### TEXT ZUM LESEN ###
Mittelschwaebische Nachrichten
Krach bei den Kraxlern
Kletterhallen boomen, auch in der Region. Doch zwischen privaten und gemeinnützigen Betreibern brodelt es
Augsburg Sobald Kinder laufen können, wollen sie nur eines: rauf! Auf den Stuhl, auf die Treppe, auf das Klettergerüst. Diesen Drang haben viele Menschen ihr Leben lang. Einer der Gründe, warum Kletterhallen einen extremen Zulauf haben. Das Geschäft boomt – aber immer wieder gibt es Streit. Denn oft fühlen sich private Betreiber gegenüber gemeinnützigen wie dem Deutschen Alpenverein (DAV) benachteiligt. Sabina Fertig-Wesemann redet nicht groß drum herum: „Ich finde es ungerecht. Wir haben es deutlich schwerer“, sagt die Geschäftsführerin des Augsburger „Sportkreisel“, wo schon vor 30 Jahren geklettert wurde. „Wir bekommen nicht diese Förderung. Man muss höhere Preise verlangen, wodurch weniger Leute kommen.“Hinzu kämen niedrigere Gewinne, weil die versteuert werden müssen. DAV-Kletterhallen indes behandelt der Fiskus als „Zweckbetriebe“. Überschüsse sind steuerfrei.
Die Diskussion um Wettbewerbsvorteile gibt es seit langem. Und sie beschäftigt auch die Justiz. Derzeit wird vor dem Oberlandesgericht Berlin-Brandenburg gestritten. Auch in Hessen wurde schon über die Frage debattiert, ob der DAV die Grenze vom Vereinsleben zum Kommerz überschreitet. Das Darmstädter Amtsgericht urteilte, dass sich die örtliche DAV-Sektion mit ihrer Kletterhalle als Gewerbe ins Handelsregister eintragen muss. Sollte das hessische Beispiel Schule machen, könnten dem Alpenverein Steuervorteile verloren gehen, Kommunen und Bundesländer müssten ihre Förderung überdenken.
### BEREITGESTELLTE DATEN ###
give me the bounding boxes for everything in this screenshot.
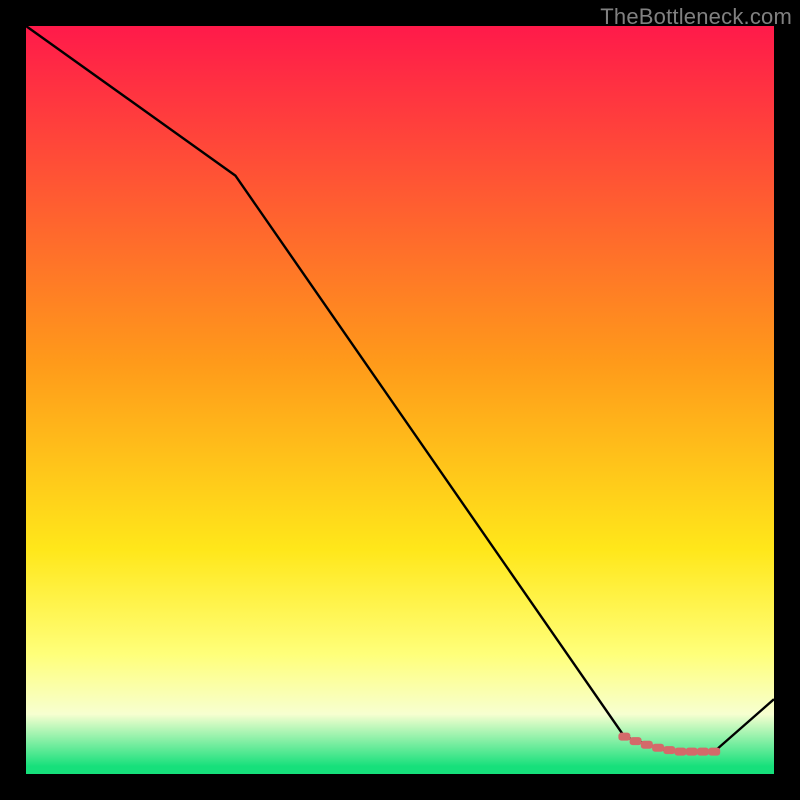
background-gradient (26, 26, 774, 774)
chart-stage: TheBottleneck.com (0, 0, 800, 800)
plot-area (26, 26, 774, 774)
watermark-text: TheBottleneck.com (600, 4, 792, 30)
gradient-rect (26, 26, 774, 774)
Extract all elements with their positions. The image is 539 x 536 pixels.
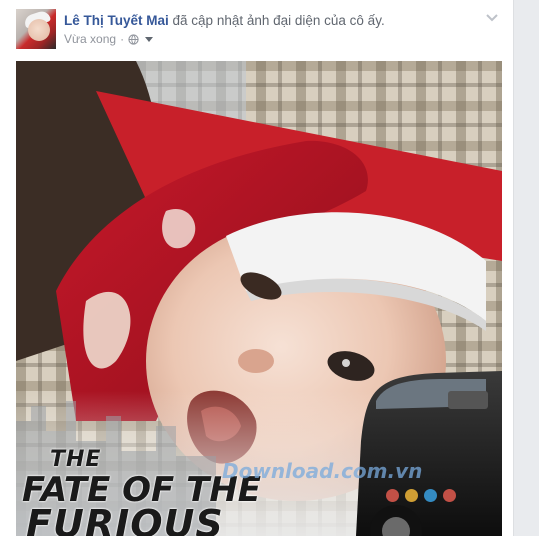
profile-photo[interactable]: THE FATE OF THE FURIOUS Download.com.vn xyxy=(16,61,502,536)
watermark-dot xyxy=(424,489,437,502)
watermark-dot xyxy=(386,489,399,502)
meta-separator: · xyxy=(120,32,125,46)
post-timestamp-link[interactable]: Vừa xong xyxy=(64,32,116,46)
watermark-text: Download.com.vn xyxy=(222,459,423,483)
watermark-dots xyxy=(386,489,456,502)
feed-post-card: Lê Thị Tuyết Mai đã cập nhật ảnh đại diệ… xyxy=(0,0,514,536)
caret-down-icon[interactable] xyxy=(145,36,154,42)
author-name-link[interactable]: Lê Thị Tuyết Mai xyxy=(64,13,169,28)
globe-icon[interactable] xyxy=(128,33,139,45)
avatar-face xyxy=(28,19,50,41)
profile-avatar[interactable] xyxy=(16,9,56,49)
post-action-text: đã cập nhật ảnh đại diện của cô ấy. xyxy=(172,13,385,28)
post-meta: Vừa xong · xyxy=(64,32,154,46)
watermark-dot xyxy=(443,489,456,502)
watermark-dot xyxy=(405,489,418,502)
chevron-down-icon[interactable] xyxy=(485,11,499,25)
poster-line-3: FURIOUS xyxy=(26,502,224,536)
post-title: Lê Thị Tuyết Mai đã cập nhật ảnh đại diệ… xyxy=(64,12,385,29)
post-header: Lê Thị Tuyết Mai đã cập nhật ảnh đại diệ… xyxy=(16,9,503,53)
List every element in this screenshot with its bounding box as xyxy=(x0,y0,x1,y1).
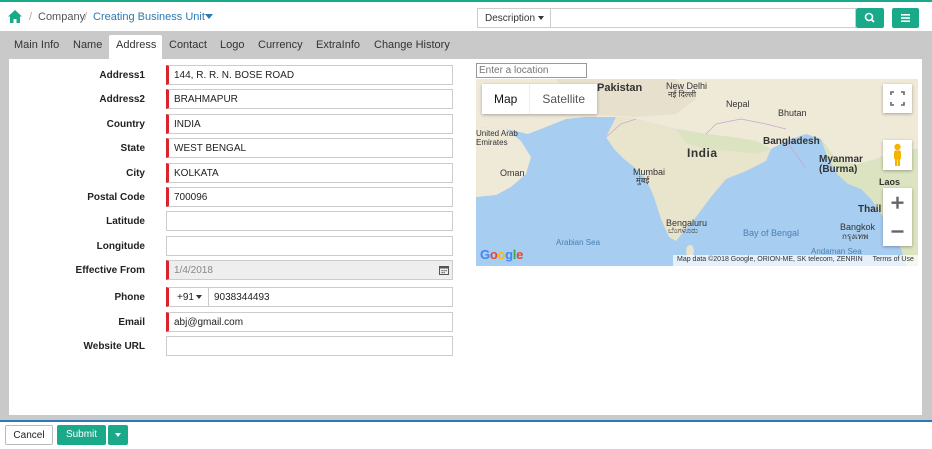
tab-contact[interactable]: Contact xyxy=(169,39,207,51)
zoom-control xyxy=(883,188,912,246)
address1-label: Address1 xyxy=(99,70,145,81)
tab-name[interactable]: Name xyxy=(73,39,102,51)
latitude-label: Latitude xyxy=(106,216,145,227)
effective-from-label: Effective From xyxy=(75,265,145,276)
map-label-bangkok-thai: กรุงเทพ xyxy=(842,232,869,241)
cancel-button[interactable]: Cancel xyxy=(5,425,53,445)
map-label-pakistan: Pakistan xyxy=(597,82,643,94)
map-attribution-text: Map data ©2018 Google, ORION-ME, SK tele… xyxy=(677,256,863,263)
phone-number-field[interactable]: 9038344493 xyxy=(208,287,453,307)
longitude-field[interactable] xyxy=(166,236,453,256)
home-icon[interactable] xyxy=(8,10,22,23)
map-label-laos: Laos xyxy=(879,177,901,187)
map[interactable]: Map Satellite Pakistan New Delhi नई दिल्… xyxy=(476,79,918,266)
map-label-mumbai-hindi: मुंबई xyxy=(636,176,650,185)
address2-field[interactable]: BRAHMAPUR xyxy=(166,89,453,109)
tab-main-info[interactable]: Main Info xyxy=(14,39,59,51)
latitude-field[interactable] xyxy=(166,211,453,231)
map-label-arabian-sea: Arabian Sea xyxy=(556,238,601,247)
breadcrumb-separator: / xyxy=(84,11,88,23)
zoom-out-icon[interactable] xyxy=(883,217,912,246)
longitude-label: Longitude xyxy=(96,241,145,252)
map-label-oman: Oman xyxy=(500,168,525,178)
map-label-myanmar: Myanmar (Burma) xyxy=(819,154,863,175)
map-terms-link[interactable]: Terms of Use xyxy=(873,256,914,263)
email-field[interactable]: abj@gmail.com xyxy=(166,312,453,332)
tab-change-history[interactable]: Change History xyxy=(374,39,450,51)
caret-down-icon xyxy=(115,433,121,437)
caret-down-icon xyxy=(195,295,202,300)
pegman-icon xyxy=(894,143,901,166)
search-input[interactable] xyxy=(550,8,856,28)
map-label-new-delhi-hindi: नई दिल्ली xyxy=(668,90,697,99)
map-label-bangladesh: Bangladesh xyxy=(763,136,820,147)
map-label-bengaluru-kannada: ಬೆಂಗಳೂರು xyxy=(668,226,698,235)
street-view-pegman[interactable] xyxy=(883,140,912,170)
menu-button[interactable] xyxy=(892,8,919,28)
tab-address[interactable]: Address xyxy=(116,39,156,51)
country-field[interactable]: INDIA xyxy=(166,114,453,134)
address2-label: Address2 xyxy=(99,94,145,105)
submit-button[interactable]: Submit xyxy=(57,425,106,445)
state-label: State xyxy=(120,143,145,154)
map-label-thailand: Thail xyxy=(858,204,882,215)
map-label-bhutan: Bhutan xyxy=(778,108,807,118)
country-label: Country xyxy=(106,119,145,130)
fullscreen-icon xyxy=(890,91,905,106)
search-button[interactable] xyxy=(856,8,884,28)
breadcrumb-current[interactable]: Creating Business Unit xyxy=(93,11,205,23)
email-label: Email xyxy=(118,317,145,328)
map-attribution: Map data ©2018 Google, ORION-ME, SK tele… xyxy=(673,255,918,266)
search-icon xyxy=(864,12,875,23)
location-search-input[interactable] xyxy=(476,63,587,78)
fullscreen-button[interactable] xyxy=(883,84,912,113)
hamburger-icon xyxy=(901,14,910,22)
zoom-in-icon[interactable] xyxy=(883,188,912,217)
bottom-action-bar xyxy=(0,420,932,449)
postal-code-field[interactable]: 700096 xyxy=(166,187,453,207)
map-label-uae: United Arab Emirates xyxy=(476,129,518,147)
phone-code-value: +91 xyxy=(177,292,194,303)
chevron-down-icon[interactable] xyxy=(205,14,213,19)
website-url-field[interactable] xyxy=(166,336,453,356)
map-type-control: Map Satellite xyxy=(482,84,598,114)
map-label-bay-of-bengal: Bay of Bengal xyxy=(743,228,800,238)
search-scope-label: Description xyxy=(485,13,536,24)
map-label-nepal: Nepal xyxy=(726,99,750,109)
tab-extrainfo[interactable]: ExtraInfo xyxy=(316,39,360,51)
website-url-label: Website URL xyxy=(83,341,146,352)
map-type-satellite[interactable]: Satellite xyxy=(529,84,597,114)
city-field[interactable]: KOLKATA xyxy=(166,163,453,183)
calendar-icon[interactable] xyxy=(439,265,449,275)
map-type-map[interactable]: Map xyxy=(482,84,529,114)
phone-label: Phone xyxy=(114,292,145,303)
caret-down-icon xyxy=(538,16,545,21)
map-label-india: India xyxy=(687,146,718,160)
postal-code-label: Postal Code xyxy=(87,192,145,203)
city-label: City xyxy=(126,168,145,179)
google-logo: Google xyxy=(480,247,524,262)
submit-options-button[interactable] xyxy=(108,425,128,445)
effective-from-field: 1/4/2018 xyxy=(166,260,453,280)
breadcrumb-company[interactable]: Company xyxy=(38,11,85,23)
breadcrumb-separator: / xyxy=(29,11,33,23)
phone-code-select[interactable]: +91 xyxy=(166,287,209,307)
search-scope-select[interactable]: Description xyxy=(477,8,550,28)
tab-currency[interactable]: Currency xyxy=(258,39,303,51)
tab-logo[interactable]: Logo xyxy=(220,39,244,51)
top-bar: / Company / Creating Business Unit Descr… xyxy=(0,0,932,31)
address1-field[interactable]: 144, R. R. N. BOSE ROAD xyxy=(166,65,453,85)
state-field[interactable]: WEST BENGAL xyxy=(166,138,453,158)
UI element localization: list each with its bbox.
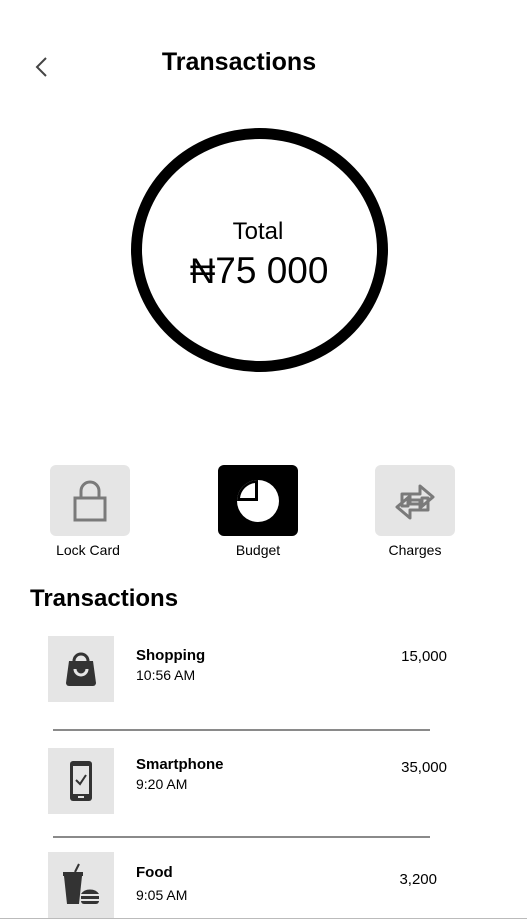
###
WAS ZU TUN IST — Schreib den Artikel über den Streit zwischen privaten und gemeinnützigen Kletterhallen nach seinem letzten Satz weiter. Die Auflistung stammt aus einer anderen Quelle als der Text.

SCHRIFTLICHE ANTWORT —
Beim DAV glaubt man nicht, dass der Verein Nachteile bekommen könnte. Der Darmstädter Alpenverein müsse schließlich nicht aus dem Vereinsregister gelöscht werden. Und der zusätzliche Eintrag im Handelsregister bringe keine nennenswerten Konsequenzen mit sich, heißt es in einer Pressemitteilung des Bundesverbandes, der sich auf das hessische Urteil aus dem Jahr 2014 bezieht. Die Auseinandersetzung bringt auch Matthias Hill, Geschäftsführer der Alpenvereinssektion Allgäu-Immenstadt, nicht aus der Ruhe. Hill zufolge ist der Betrieb von Kletterhallen laut Satzung ein Vereinszweck des DAV, ähnlich wie etwa der Bau und der Unterhalt von Hütten und Wegen. „Wir machen das nicht als Gewerbe.“Bei der Versteuerung der Eintrittsgelder werde unterschieden zwischen einem Umsatzsteuersatz von 19 Prozent bei Nichtmitgliedern und von sieben Prozent bei Vereinsangehörigen.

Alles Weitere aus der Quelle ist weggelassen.